Entries.
— BEGIN —

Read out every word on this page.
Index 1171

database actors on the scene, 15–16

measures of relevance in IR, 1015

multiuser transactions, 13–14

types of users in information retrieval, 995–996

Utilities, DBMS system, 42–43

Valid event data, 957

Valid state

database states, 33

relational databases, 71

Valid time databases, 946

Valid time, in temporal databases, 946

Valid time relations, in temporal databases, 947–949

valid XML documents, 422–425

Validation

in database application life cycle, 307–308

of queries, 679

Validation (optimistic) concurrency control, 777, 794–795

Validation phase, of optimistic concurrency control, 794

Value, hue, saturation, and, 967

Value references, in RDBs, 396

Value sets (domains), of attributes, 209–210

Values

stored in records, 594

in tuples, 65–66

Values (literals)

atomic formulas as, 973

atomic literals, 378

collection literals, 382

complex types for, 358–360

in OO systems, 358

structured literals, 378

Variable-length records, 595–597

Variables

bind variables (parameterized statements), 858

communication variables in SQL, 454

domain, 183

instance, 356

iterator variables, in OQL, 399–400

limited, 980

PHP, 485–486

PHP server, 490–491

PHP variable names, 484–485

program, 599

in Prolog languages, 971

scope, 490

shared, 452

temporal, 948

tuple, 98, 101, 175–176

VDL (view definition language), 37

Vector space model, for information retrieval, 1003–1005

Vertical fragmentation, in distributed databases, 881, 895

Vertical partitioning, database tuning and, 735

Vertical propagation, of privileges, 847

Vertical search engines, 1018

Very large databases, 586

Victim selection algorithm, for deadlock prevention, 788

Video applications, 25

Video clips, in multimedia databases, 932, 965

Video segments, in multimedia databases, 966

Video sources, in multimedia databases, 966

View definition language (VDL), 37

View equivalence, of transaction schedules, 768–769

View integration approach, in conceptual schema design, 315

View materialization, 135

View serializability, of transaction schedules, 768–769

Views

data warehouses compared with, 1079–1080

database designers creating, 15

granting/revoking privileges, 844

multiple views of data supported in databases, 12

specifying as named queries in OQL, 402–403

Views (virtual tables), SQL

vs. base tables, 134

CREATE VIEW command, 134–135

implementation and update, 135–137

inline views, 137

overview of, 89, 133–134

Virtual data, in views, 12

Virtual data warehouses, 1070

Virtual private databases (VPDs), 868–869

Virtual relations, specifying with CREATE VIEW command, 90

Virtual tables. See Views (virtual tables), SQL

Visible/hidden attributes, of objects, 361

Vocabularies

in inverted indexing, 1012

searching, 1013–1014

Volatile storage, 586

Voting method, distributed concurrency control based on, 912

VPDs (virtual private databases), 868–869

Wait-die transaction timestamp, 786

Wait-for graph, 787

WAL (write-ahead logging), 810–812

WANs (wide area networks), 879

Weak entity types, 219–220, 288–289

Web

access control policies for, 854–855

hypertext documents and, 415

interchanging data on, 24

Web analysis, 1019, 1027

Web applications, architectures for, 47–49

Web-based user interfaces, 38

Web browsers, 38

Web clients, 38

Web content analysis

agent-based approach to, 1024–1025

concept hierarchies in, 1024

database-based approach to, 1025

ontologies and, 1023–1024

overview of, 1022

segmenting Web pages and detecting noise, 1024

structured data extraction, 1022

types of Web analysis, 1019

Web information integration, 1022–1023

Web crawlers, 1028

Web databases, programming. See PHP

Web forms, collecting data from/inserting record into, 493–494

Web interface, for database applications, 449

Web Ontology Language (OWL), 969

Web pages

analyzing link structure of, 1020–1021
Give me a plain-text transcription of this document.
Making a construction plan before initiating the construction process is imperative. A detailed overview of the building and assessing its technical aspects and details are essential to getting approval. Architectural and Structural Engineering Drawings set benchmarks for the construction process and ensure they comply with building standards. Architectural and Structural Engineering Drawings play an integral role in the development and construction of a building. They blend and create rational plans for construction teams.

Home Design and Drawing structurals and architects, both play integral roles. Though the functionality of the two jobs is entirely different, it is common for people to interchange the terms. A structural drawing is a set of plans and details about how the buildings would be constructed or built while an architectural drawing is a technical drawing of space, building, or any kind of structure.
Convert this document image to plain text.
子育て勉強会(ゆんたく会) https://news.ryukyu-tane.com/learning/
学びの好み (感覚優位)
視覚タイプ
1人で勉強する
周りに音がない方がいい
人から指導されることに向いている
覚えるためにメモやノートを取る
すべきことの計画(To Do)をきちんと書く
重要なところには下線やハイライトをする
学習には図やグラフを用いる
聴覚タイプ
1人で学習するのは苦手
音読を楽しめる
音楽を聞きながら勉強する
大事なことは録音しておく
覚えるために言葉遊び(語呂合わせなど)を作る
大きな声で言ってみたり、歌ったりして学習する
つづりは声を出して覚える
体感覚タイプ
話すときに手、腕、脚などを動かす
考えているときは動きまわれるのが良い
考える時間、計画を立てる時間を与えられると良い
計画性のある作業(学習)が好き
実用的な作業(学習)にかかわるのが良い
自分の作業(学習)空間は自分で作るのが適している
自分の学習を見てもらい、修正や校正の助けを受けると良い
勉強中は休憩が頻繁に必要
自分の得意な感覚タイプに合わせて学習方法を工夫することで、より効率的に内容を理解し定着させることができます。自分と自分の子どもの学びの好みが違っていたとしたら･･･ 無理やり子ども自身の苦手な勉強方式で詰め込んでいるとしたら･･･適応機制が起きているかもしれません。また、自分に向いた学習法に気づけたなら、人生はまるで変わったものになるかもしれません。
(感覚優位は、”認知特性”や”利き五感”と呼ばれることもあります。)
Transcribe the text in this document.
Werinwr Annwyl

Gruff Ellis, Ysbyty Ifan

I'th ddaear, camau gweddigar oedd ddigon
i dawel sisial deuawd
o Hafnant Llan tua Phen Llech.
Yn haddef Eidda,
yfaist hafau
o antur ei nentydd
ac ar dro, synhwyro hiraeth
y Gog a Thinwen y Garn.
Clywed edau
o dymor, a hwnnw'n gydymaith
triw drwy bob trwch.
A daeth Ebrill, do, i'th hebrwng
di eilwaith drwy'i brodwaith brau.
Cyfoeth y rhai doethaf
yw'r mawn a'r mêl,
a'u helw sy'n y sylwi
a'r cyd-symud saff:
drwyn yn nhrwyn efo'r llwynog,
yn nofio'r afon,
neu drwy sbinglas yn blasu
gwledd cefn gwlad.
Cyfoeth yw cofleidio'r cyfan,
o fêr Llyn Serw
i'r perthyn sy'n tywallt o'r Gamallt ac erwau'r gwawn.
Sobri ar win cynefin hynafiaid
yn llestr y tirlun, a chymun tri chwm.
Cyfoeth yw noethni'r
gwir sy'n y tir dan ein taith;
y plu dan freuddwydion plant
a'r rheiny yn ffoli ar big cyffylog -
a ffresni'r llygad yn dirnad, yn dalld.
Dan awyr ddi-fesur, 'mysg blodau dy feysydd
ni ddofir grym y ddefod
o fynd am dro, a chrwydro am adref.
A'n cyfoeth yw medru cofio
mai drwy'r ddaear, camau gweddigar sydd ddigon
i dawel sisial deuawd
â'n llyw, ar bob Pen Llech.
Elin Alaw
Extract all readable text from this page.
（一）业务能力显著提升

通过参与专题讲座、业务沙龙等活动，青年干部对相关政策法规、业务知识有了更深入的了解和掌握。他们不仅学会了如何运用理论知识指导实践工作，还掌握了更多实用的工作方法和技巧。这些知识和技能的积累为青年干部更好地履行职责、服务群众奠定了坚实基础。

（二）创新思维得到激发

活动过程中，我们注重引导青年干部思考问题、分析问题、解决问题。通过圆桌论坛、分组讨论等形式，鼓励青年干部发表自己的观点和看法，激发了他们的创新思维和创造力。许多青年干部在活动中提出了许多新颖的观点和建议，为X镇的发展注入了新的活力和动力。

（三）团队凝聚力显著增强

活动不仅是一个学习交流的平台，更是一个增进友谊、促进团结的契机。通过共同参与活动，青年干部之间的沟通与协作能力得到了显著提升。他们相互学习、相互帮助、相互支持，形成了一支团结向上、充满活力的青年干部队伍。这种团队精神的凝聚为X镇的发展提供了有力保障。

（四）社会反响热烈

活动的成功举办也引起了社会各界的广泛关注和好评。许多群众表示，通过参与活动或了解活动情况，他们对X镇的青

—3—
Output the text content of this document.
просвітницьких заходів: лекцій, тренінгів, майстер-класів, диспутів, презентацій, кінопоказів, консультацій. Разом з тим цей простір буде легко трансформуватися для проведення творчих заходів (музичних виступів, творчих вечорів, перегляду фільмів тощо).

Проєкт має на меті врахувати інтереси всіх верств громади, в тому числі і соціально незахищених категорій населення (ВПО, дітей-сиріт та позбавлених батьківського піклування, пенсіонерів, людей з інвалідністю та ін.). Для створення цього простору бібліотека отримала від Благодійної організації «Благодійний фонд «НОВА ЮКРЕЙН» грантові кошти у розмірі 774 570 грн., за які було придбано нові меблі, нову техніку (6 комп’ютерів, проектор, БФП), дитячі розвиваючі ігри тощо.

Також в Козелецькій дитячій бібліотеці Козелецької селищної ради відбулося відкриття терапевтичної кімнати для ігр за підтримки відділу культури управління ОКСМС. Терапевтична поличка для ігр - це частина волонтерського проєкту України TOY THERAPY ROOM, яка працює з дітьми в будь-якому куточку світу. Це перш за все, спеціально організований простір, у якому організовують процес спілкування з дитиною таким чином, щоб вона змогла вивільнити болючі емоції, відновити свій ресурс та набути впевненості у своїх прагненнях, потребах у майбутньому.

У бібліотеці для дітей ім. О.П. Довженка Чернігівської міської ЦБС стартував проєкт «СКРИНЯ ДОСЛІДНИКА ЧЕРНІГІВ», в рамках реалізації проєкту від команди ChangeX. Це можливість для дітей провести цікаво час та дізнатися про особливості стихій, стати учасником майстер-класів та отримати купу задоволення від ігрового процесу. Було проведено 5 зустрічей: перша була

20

— END —

Your goal.
Count every line in the data where the string "дітей" occurs. Give nothing except the number.

Exercise result.
2